-------- Extracted information --------
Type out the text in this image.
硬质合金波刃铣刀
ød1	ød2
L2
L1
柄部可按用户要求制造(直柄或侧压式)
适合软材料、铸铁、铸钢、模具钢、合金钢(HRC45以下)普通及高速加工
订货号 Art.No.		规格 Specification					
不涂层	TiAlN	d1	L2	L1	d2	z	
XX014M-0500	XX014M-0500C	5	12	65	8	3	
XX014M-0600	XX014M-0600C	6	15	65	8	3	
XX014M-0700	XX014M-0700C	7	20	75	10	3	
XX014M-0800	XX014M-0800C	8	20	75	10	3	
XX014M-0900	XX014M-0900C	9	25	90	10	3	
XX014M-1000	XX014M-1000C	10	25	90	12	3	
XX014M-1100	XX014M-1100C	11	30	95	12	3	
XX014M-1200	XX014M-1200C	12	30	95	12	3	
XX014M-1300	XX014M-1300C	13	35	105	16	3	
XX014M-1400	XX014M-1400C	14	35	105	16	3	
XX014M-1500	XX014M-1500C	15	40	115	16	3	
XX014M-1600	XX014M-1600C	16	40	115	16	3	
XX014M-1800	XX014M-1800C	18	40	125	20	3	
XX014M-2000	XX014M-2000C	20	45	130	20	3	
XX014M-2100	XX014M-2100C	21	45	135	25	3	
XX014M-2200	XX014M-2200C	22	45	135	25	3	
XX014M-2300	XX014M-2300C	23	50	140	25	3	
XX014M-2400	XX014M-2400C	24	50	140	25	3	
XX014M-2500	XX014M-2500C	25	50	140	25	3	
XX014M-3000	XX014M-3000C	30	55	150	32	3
--------
What you have to do
Please copy out each record, character for character.

Solution for this problem
Type out the text in this image.
硬质合金波刃铣刀
ød1	ød2
L2
L1
柄部可按用户要求制造(直柄或侧压式)
适合软材料、铸铁、铸钢、模具钢、合金钢(HRC45以下)普通及高速加工
订货号 Art.No.		规格 Specification					
不涂层	TiAlN	d1	L2	L1	d2	z	
XX014M-0500	XX014M-0500C	5	12	65	8	3	
XX014M-0600	XX014M-0600C	6	15	65	8	3	
XX014M-0700	XX014M-0700C	7	20	75	10	3	
XX014M-0800	XX014M-0800C	8	20	75	10	3	
XX014M-0900	XX014M-0900C	9	25	90	10	3	
XX014M-1000	XX014M-1000C	10	25	90	12	3	
XX014M-1100	XX014M-1100C	11	30	95	12	3	
XX014M-1200	XX014M-1200C	12	30	95	12	3	
XX014M-1300	XX014M-1300C	13	35	105	16	3	
XX014M-1400	XX014M-1400C	14	35	105	16	3	
XX014M-1500	XX014M-1500C	15	40	115	16	3	
XX014M-1600	XX014M-1600C	16	40	115	16	3	
XX014M-1800	XX014M-1800C	18	40	125	20	3	
XX014M-2000	XX014M-2000C	20	45	130	20	3	
XX014M-2100	XX014M-2100C	21	45	135	25	3	
XX014M-2200	XX014M-2200C	22	45	135	25	3	
XX014M-2300	XX014M-2300C	23	50	140	25	3	
XX014M-2400	XX014M-2400C	24	50	140	25	3	
XX014M-2500	XX014M-2500C	25	50	140	25	3	
XX014M-3000	XX014M-3000C	30	55	150	32	3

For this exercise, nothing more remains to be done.